-------- Material supplied --------

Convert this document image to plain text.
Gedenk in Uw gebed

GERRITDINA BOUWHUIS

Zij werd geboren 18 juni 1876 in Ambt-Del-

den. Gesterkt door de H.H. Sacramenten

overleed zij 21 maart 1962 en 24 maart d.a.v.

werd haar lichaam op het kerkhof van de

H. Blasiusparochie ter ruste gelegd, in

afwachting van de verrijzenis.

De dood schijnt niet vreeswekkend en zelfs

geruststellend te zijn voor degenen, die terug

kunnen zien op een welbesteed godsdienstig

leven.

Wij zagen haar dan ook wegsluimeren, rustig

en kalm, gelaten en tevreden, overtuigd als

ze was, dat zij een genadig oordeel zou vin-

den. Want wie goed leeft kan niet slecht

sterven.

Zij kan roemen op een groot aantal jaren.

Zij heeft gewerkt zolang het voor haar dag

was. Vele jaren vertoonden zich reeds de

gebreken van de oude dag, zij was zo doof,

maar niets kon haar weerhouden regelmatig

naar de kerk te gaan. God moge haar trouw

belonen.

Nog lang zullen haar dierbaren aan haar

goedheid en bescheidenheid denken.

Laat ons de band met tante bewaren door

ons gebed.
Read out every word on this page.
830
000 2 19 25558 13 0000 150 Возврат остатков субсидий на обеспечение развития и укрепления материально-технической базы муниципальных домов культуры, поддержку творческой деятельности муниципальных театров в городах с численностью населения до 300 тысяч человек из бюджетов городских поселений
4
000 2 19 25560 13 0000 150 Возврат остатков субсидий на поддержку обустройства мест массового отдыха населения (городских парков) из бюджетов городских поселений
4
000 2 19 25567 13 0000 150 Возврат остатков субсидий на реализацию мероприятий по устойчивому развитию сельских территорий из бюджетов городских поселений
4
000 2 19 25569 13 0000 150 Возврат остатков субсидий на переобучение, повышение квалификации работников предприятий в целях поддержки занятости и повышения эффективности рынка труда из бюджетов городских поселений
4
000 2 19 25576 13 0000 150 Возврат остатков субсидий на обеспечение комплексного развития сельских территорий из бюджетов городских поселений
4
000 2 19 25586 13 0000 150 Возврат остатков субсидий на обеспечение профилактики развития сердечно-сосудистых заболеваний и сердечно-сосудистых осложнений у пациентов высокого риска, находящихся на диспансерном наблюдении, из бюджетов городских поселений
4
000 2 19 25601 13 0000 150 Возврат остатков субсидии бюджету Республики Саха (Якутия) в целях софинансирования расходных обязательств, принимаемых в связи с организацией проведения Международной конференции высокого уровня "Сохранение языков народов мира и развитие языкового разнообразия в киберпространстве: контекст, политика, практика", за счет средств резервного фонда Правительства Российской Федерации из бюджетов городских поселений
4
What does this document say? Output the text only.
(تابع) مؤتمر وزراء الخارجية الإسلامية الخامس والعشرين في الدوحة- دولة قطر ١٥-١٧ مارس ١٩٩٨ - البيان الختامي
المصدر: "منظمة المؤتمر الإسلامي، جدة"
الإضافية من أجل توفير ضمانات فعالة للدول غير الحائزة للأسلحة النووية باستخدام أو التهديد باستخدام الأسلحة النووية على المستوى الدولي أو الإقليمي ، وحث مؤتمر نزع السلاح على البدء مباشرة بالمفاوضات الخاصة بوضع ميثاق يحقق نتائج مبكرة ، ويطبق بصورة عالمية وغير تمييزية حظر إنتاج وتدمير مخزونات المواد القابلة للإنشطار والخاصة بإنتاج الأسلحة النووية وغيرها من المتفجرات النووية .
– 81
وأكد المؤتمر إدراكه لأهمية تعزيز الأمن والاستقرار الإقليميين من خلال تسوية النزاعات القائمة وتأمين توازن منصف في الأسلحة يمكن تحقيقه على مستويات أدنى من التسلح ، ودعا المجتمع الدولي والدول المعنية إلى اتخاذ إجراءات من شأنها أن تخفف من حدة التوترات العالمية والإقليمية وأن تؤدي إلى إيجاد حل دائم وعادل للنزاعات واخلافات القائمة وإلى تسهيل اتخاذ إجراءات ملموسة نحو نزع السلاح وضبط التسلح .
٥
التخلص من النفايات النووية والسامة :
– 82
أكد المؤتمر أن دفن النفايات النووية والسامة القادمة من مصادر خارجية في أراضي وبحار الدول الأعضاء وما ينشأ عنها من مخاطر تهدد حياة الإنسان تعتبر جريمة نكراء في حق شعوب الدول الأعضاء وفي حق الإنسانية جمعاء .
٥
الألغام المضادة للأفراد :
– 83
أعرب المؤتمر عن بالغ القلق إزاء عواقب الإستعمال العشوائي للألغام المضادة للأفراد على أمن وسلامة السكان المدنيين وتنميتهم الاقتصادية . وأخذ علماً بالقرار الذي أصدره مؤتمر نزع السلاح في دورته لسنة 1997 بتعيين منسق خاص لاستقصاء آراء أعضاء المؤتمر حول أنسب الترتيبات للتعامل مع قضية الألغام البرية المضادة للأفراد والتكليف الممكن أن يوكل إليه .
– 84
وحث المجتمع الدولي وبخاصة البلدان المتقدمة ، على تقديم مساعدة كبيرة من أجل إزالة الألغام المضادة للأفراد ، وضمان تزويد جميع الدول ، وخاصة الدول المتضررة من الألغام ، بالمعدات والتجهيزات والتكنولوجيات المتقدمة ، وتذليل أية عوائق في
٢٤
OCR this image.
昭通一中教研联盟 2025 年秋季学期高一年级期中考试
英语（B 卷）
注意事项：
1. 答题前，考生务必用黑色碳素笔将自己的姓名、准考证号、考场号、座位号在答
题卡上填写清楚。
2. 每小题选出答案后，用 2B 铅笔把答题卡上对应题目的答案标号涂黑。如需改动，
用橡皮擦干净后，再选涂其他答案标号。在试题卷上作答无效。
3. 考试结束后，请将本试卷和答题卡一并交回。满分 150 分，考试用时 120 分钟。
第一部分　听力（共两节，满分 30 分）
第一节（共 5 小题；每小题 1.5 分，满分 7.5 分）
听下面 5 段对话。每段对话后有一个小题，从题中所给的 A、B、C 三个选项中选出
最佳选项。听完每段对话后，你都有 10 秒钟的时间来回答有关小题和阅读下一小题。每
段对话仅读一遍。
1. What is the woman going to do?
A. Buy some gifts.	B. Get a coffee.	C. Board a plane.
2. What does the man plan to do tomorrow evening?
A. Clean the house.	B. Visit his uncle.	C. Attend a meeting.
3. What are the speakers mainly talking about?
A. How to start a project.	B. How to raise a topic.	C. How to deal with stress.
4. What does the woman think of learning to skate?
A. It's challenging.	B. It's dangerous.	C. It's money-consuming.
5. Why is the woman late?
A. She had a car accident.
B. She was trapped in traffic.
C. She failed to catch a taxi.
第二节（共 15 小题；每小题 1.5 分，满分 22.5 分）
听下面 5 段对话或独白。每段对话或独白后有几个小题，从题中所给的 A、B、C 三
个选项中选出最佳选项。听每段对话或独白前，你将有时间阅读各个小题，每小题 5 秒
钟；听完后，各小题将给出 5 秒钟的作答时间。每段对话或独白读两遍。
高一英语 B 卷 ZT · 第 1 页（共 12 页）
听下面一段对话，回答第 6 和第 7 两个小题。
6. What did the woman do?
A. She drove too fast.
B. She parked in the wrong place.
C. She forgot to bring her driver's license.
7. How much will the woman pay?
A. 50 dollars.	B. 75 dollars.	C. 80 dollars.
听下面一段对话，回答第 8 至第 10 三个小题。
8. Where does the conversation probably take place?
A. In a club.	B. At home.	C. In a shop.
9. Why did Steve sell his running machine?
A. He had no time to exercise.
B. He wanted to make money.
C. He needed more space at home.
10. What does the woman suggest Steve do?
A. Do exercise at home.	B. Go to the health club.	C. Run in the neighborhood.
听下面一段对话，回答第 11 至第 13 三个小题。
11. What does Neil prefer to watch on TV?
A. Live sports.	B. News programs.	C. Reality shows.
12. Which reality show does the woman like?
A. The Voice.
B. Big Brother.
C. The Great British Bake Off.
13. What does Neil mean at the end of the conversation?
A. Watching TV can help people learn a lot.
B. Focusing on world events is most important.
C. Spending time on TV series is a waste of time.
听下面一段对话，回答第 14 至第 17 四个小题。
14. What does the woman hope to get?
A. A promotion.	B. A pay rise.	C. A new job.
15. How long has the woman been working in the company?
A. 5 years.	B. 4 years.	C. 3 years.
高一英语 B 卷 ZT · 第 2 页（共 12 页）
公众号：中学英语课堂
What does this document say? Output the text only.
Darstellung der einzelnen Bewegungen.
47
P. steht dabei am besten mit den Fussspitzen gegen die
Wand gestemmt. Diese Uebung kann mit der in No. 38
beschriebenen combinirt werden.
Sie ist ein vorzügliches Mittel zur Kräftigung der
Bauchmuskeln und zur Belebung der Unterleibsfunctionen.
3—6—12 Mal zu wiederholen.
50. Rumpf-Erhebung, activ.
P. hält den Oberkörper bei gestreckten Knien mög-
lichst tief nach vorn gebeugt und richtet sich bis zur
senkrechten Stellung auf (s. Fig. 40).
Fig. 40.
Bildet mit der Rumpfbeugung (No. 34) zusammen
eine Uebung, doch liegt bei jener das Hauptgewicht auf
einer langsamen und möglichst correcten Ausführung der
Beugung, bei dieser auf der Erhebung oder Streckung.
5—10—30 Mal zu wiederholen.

--------

Exercise brief -
Using the material above, report each line where "haar" occurs.

Full answer -
werd haar lichaam op het kerkhof van de
Wij zagen haar dan ook wegsluimeren, rustig
Zij heeft gewerkt zolang het voor haar dag
maar niets kon haar weerhouden regelmatig
naar de kerk te gaan. God moge haar trouw
Nog lang zullen haar dierbaren aan haar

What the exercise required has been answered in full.